== 抜粋 ==

宗教法人 近畿福音ルーテル教会

 橿原ルーテル教会
ルカにおる福音書24章1節~12節
イザヤ書65章17節~25節
コリントの信徒への手紙Ⅰ 15章19節~26節

 「過去も未来も」

説教者  江利口 功 牧師

 

主のご復活を心より賛美いたします。

「門出」という言葉、ありますよね。この「門出」という言葉は、「新しい人生の門出」とか「二人の門出」と言った使い方がありますが、意味としては、人にとっての「新しい始まり」を表す言葉です。ただ「何かが始まる」ということを表すだけではなく、入学、就職、結婚、引っ越しのような人生の節目に、誰もが感じる、「新しい何かが始まるというワクワク感」「そこに待っている期待や希望」。そういった、「新鮮さ」「不安」「どきどき」そういった「心に生じる思い」を想起させるのもこの「門出」という言葉に含まれていると思います。

この「門出」という言葉から連想される、どこか清々しい空気、また、新しい何かがこれから始まる・・・そんな希望に満ちた雰囲気、これが、門出という言葉に感じることです。私は、イエス様の復活の出来事も同じようなものではないかと思います。イエス様は、十字架と死と復活を通して、私たちと神さまとの隔ての壁を取り除いてくださいました。イエス様が復活したとき、私たち人類は、神さまが私たちのために準備してくださった、新しい時代に入ったのです。それは、ノアが新しい大地に降り立った時と同じような感じです。

ノアが大洪水の後、激しい嵐の後の静けさを舟の中で感じたと思います。

そして、いよいよ大地に降り立とうとしたとき、ノアは神さまが準備された新しくなった世界をみました。そして、澄んだ空気、清々しい感じ・・・ノアは神さまが造りだしてくださった新しい世界を厳粛に受け止めたと思います。

おそらく胸いっぱいに深呼吸をして、「新しい世界が始まった」と一歩踏み出したことでしょう。イエス様は、十字架で「成し遂げた」そう言って死んで行かれました。しかし、墓に葬られた後、三日目に新しい身体を持って復活して出て来られました。これはあくまで想像でしかないのですが、イエス様を「人としての側面」で見た時、十字架で「我が神、我が神、どうして私を見捨てたのですか」とおっしゃり「わが霊を御手に委ねます」と言って、息を引き取られたのですが、そのイエス様が、再び、目をあけられた時、場所は、お墓ではありましたが、新しい身体で蘇った自分を実感されたのではないかと思います。そして、墓が出て来られた時、そこに広がるのは、神さまと関係が回復した世界でした。ただ、新しい門出は、イエス様だけの門出ではなくて、私たち、人類にとって、そして、この世界にとっての新しい門出となりました。

確かに、この世界は、イエス様の復活前後で、何もその姿を変えていません。でも、イエス様が、十字架で息を引き取られ、蘇り、そして、墓から出て来られた時に、新しい世界が始まったのです。私たちは、新しい世界に、今、生きているのです。イエス様の復活と共に、この世界は、新しい「門出」を迎えました。新しい世界が始まりました。しかし、イエス様の復活は、弟子たちにとっては、ピンと来ていませんでした。イエス様は復活されたのに、婦人たちは、死んだイエス様のご遺体に塗る香料を持ってお墓に行っています。

===
== 提供データ ==

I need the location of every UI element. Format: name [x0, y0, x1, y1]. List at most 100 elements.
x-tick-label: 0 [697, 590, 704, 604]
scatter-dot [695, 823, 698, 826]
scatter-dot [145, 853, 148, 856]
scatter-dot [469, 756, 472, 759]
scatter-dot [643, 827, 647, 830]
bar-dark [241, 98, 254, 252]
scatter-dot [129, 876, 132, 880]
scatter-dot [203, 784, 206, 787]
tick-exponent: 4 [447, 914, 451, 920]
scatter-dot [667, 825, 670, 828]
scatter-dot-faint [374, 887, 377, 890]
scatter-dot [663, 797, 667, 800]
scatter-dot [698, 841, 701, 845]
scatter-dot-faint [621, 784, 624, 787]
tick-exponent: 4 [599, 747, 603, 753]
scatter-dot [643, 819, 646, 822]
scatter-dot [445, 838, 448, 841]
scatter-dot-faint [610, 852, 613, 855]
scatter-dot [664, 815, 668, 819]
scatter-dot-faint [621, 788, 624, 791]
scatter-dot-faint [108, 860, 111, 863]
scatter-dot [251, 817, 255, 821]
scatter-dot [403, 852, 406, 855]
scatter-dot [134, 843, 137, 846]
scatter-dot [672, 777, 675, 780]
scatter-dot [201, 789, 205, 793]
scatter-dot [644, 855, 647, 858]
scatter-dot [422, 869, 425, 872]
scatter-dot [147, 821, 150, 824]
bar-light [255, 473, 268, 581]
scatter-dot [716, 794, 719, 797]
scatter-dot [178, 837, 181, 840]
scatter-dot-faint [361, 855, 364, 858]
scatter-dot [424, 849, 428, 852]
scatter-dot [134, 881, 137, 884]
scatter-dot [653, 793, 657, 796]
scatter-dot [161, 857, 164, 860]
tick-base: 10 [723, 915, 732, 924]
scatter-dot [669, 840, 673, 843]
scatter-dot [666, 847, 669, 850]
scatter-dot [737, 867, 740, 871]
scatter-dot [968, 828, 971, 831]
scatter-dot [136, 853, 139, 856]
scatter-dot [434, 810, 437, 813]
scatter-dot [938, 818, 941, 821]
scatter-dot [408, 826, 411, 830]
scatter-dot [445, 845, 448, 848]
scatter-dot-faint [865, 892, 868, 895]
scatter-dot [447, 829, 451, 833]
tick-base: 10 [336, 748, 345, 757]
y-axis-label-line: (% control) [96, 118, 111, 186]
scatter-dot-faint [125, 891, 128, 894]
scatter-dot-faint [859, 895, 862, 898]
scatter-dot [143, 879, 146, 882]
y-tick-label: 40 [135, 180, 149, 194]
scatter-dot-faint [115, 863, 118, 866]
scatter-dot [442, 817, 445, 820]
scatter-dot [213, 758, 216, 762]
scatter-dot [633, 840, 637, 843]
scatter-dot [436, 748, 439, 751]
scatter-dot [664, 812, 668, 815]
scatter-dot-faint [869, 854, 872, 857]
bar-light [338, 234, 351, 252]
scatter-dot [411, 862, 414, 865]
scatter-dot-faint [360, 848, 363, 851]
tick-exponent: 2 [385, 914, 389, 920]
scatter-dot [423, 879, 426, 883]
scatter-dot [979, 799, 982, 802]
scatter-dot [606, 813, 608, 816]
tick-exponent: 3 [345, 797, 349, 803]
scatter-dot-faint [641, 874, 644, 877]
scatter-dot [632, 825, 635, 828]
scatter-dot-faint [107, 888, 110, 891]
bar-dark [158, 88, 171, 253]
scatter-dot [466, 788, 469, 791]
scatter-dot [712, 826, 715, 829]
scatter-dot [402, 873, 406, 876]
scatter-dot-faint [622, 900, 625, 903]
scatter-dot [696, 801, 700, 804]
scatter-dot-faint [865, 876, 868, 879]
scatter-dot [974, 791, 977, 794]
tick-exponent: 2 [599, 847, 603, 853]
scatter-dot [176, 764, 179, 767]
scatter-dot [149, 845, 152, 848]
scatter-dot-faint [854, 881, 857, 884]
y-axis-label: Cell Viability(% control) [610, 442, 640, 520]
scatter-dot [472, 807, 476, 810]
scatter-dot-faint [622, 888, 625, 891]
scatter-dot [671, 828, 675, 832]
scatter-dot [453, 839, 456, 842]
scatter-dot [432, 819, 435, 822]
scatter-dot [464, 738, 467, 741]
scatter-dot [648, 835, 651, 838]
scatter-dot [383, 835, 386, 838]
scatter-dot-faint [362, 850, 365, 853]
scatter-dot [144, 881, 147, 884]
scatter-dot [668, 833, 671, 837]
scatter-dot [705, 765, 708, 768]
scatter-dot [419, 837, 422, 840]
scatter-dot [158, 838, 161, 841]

===

課題: 抜粋の「門出」という言葉を説明する段落から、人生の節目の例として挙げられている出来事をすべて抜き出してください。

課題の出力: 入学、就職、結婚、引っ越し